(Prompt) Quote all of the data below exactly, please.

__________

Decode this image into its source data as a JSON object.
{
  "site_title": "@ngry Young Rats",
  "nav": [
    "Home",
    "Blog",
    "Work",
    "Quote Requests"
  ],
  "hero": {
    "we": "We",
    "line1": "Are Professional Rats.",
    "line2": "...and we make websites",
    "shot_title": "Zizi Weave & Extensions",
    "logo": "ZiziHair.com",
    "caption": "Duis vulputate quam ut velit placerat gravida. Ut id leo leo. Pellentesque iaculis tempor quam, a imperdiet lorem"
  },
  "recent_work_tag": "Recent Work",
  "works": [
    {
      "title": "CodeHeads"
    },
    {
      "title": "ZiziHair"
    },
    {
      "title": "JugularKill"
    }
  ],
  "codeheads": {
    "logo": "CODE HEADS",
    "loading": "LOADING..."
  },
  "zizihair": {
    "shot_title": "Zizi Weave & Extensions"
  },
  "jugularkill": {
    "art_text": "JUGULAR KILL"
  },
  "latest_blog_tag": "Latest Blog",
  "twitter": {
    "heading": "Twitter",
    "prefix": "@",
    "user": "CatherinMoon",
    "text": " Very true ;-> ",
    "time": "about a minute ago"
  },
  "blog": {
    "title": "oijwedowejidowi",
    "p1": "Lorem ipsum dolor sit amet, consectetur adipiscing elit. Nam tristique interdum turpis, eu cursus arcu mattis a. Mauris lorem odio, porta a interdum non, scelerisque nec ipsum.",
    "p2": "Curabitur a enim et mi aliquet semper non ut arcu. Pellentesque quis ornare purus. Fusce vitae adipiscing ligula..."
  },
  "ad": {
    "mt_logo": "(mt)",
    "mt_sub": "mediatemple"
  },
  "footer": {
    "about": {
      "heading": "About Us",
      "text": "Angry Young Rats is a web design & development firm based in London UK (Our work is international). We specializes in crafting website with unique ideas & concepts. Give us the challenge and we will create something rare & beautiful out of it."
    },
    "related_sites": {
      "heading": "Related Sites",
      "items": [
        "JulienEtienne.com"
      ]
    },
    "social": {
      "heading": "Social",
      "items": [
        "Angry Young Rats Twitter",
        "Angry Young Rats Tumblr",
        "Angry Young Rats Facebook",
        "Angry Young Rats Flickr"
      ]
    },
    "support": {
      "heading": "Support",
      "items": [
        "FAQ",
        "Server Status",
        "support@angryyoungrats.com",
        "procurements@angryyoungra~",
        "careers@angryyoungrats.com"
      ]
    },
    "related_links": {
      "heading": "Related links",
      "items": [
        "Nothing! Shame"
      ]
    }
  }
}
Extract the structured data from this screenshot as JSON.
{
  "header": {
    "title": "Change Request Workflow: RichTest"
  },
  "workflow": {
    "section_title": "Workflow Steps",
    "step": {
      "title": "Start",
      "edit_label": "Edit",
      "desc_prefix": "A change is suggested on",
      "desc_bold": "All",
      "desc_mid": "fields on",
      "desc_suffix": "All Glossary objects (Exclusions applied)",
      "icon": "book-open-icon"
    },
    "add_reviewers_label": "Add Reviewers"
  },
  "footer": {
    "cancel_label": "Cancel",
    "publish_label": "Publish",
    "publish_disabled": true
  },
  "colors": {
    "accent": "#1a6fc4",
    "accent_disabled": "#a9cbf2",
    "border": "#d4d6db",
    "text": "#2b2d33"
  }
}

__________

(Written solution)
Decode this image into its source data as a JSON object.
{
  "site_title": "@ngry Young Rats",
  "nav": [
    "Home",
    "Blog",
    "Work",
    "Quote Requests"
  ],
  "hero": {
    "we": "We",
    "line1": "Are Professional Rats.",
    "line2": "...and we make websites",
    "shot_title": "Zizi Weave & Extensions",
    "logo": "ZiziHair.com",
    "caption": "Duis vulputate quam ut velit placerat gravida. Ut id leo leo. Pellentesque iaculis tempor quam, a imperdiet lorem"
  },
  "recent_work_tag": "Recent Work",
  "works": [
    {
      "title": "CodeHeads"
    },
    {
      "title": "ZiziHair"
    },
    {
      "title": "JugularKill"
    }
  ],
  "codeheads": {
    "logo": "CODE HEADS",
    "loading": "LOADING..."
  },
  "zizihair": {
    "shot_title": "Zizi Weave & Extensions"
  },
  "jugularkill": {
    "art_text": "JUGULAR KILL"
  },
  "latest_blog_tag": "Latest Blog",
  "twitter": {
    "heading": "Twitter",
    "prefix": "@",
    "user": "CatherinMoon",
    "text": " Very true ;-> ",
    "time": "about a minute ago"
  },
  "blog": {
    "title": "oijwedowejidowi",
    "p1": "Lorem ipsum dolor sit amet, consectetur adipiscing elit. Nam tristique interdum turpis, eu cursus arcu mattis a. Mauris lorem odio, porta a interdum non, scelerisque nec ipsum.",
    "p2": "Curabitur a enim et mi aliquet semper non ut arcu. Pellentesque quis ornare purus. Fusce vitae adipiscing ligula..."
  },
  "ad": {
    "mt_logo": "(mt)",
    "mt_sub": "mediatemple"
  },
  "footer": {
    "about": {
      "heading": "About Us",
      "text": "Angry Young Rats is a web design & development firm based in London UK (Our work is international). We specializes in crafting website with unique ideas & concepts. Give us the challenge and we will create something rare & beautiful out of it."
    },
    "related_sites": {
      "heading": "Related Sites",
      "items": [
        "JulienEtienne.com"
      ]
    },
    "social": {
      "heading": "Social",
      "items": [
        "Angry Young Rats Twitter",
        "Angry Young Rats Tumblr",
        "Angry Young Rats Facebook",
        "Angry Young Rats Flickr"
      ]
    },
    "support": {
      "heading": "Support",
      "items": [
        "FAQ",
        "Server Status",
        "support@angryyoungrats.com",
        "procurements@angryyoungra~",
        "careers@angryyoungrats.com"
      ]
    },
    "related_links": {
      "heading": "Related links",
      "items": [
        "Nothing! Shame"
      ]
    }
  }
}
Extract the structured data from this screenshot as JSON.
{
  "header": {
    "title": "Change Request Workflow: RichTest"
  },
  "workflow": {
    "section_title": "Workflow Steps",
    "step": {
      "title": "Start",
      "edit_label": "Edit",
      "desc_prefix": "A change is suggested on",
      "desc_bold": "All",
      "desc_mid": "fields on",
      "desc_suffix": "All Glossary objects (Exclusions applied)",
      "icon": "book-open-icon"
    },
    "add_reviewers_label": "Add Reviewers"
  },
  "footer": {
    "cancel_label": "Cancel",
    "publish_label": "Publish",
    "publish_disabled": true
  },
  "colors": {
    "accent": "#1a6fc4",
    "accent_disabled": "#a9cbf2",
    "border": "#d4d6db",
    "text": "#2b2d33"
  }
}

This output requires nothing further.